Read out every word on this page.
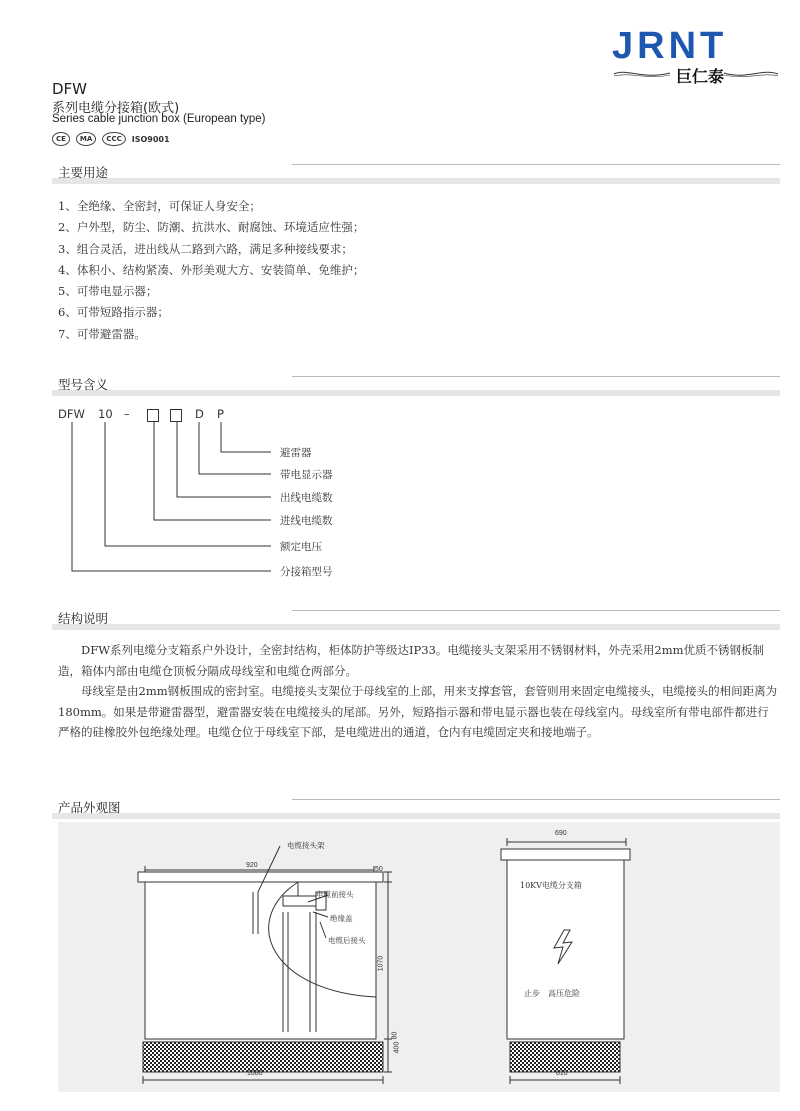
JRNT
巨仁泰
DFW
系列电缆分接箱(欧式)
Series cable junction box (European type)
CE	MA	CCC	ISO9001
主要用途
1、全绝缘、全密封，可保证人身安全；
2、户外型，防尘、防潮、抗洪水、耐腐蚀、环境适应性强；
3、组合灵活，进出线从二路到六路，满足多种接线要求；
4、体积小、结构紧凑、外形美观大方、安装简单、免维护；
5、可带电显示器；
6、可带短路指示器；
7、可带避雷器。
型号含义
DFW 10 –	D P
避雷器
带电显示器
出线电缆数
进线电缆数
额定电压
分接箱型号
结构说明

DFW系列电缆分支箱系户外设计，全密封结构，柜体防护等级达IP33。电缆接头支架采用不锈钢材料，外壳采用2mm优质不锈钢板制造，箱体内部由电缆仓顶板分隔成母线室和电缆仓两部分。

母线室是由2mm钢板围成的密封室。电缆接头支架位于母线室的上部，用来支撑套管，套管则用来固定电缆接头，电缆接头的相间距离为180mm。如果是带避雷器型，避雷器安装在电缆接头的尾部。另外，短路指示器和带电显示器也装在母线室内。母线室所有带电部件都进行严格的硅橡胶外包绝缘处理。电缆仓位于母线室下部，是电缆进出的通道，仓内有电缆固定夹和接地端子。

产品外观图
电缆接头架
电缆前接头
绝缘盖
电缆后接头
920
50
1070
400
80
1080
690
810
10KV电缆分支箱
止步　高压危险
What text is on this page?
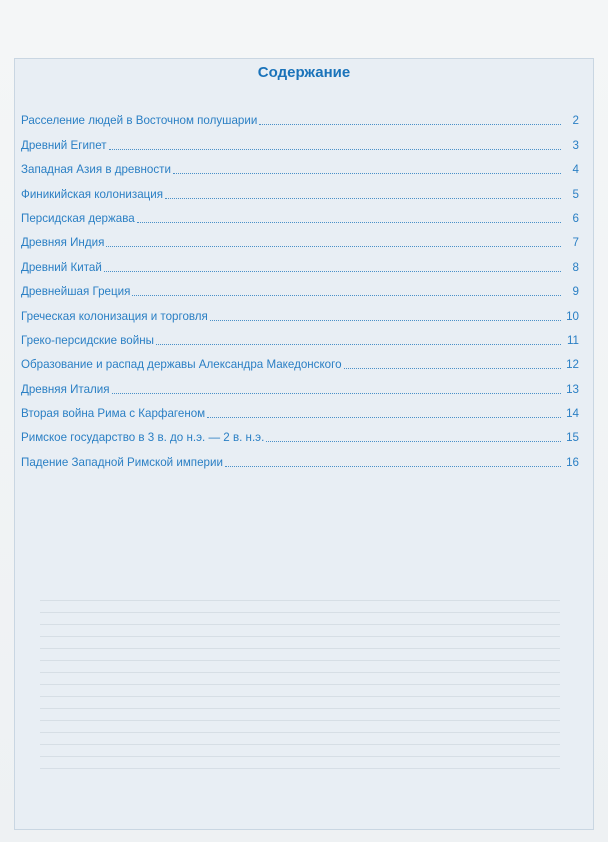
Содержание
Расселение людей в Восточном полушарии	2
Древний Египет	3
Западная Азия в древности	4
Финикийская колонизация	5
Персидская держава	6
Древняя Индия	7
Древний Китай	8
Древнейшая Греция	9
Греческая колонизация и торговля	10
Греко-персидские войны	11
Образование и распад державы Александра Македонского	12
Древняя Италия	13
Вторая война Рима с Карфагеном	14
Римское государство в 3 в. до н.э. — 2 в. н.э.	15
Падение Западной Римской империи	16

○ ○ ○

* _Aim of the exercise_
Omit the pictures and output all of the other material exactly.

* _Task solution_
Read out every word on this page.
JRNT
巨仁泰
DFW
系列电缆分接箱(欧式)
Series cable junction box (European type)
CE	MA	CCC	ISO9001
主要用途
1、全绝缘、全密封，可保证人身安全；
2、户外型，防尘、防潮、抗洪水、耐腐蚀、环境适应性强；
3、组合灵活，进出线从二路到六路，满足多种接线要求；
4、体积小、结构紧凑、外形美观大方、安装简单、免维护；
5、可带电显示器；
6、可带短路指示器；
7、可带避雷器。
型号含义
DFW 10 –	D P
避雷器
带电显示器
出线电缆数
进线电缆数
额定电压
分接箱型号
结构说明

DFW系列电缆分支箱系户外设计，全密封结构，柜体防护等级达IP33。电缆接头支架采用不锈钢材料，外壳采用2mm优质不锈钢板制造，箱体内部由电缆仓顶板分隔成母线室和电缆仓两部分。

母线室是由2mm钢板围成的密封室。电缆接头支架位于母线室的上部，用来支撑套管，套管则用来固定电缆接头，电缆接头的相间距离为180mm。如果是带避雷器型，避雷器安装在电缆接头的尾部。另外，短路指示器和带电显示器也装在母线室内。母线室所有带电部件都进行严格的硅橡胶外包绝缘处理。电缆仓位于母线室下部，是电缆进出的通道，仓内有电缆固定夹和接地端子。

产品外观图
电缆接头架
电缆前接头
绝缘盖
电缆后接头
920
50
1070
400
80
1080
690
810
10KV电缆分支箱
止步　高压危险
What text is on this page?
Содержание
Расселение людей в Восточном полушарии	2
Древний Египет	3
Западная Азия в древности	4
Финикийская колонизация	5
Персидская держава	6
Древняя Индия	7
Древний Китай	8
Древнейшая Греция	9
Греческая колонизация и торговля	10
Греко-персидские войны	11
Образование и распад державы Александра Македонского	12
Древняя Италия	13
Вторая война Рима с Карфагеном	14
Римское государство в 3 в. до н.э. — 2 в. н.э.	15
Падение Западной Римской империи	16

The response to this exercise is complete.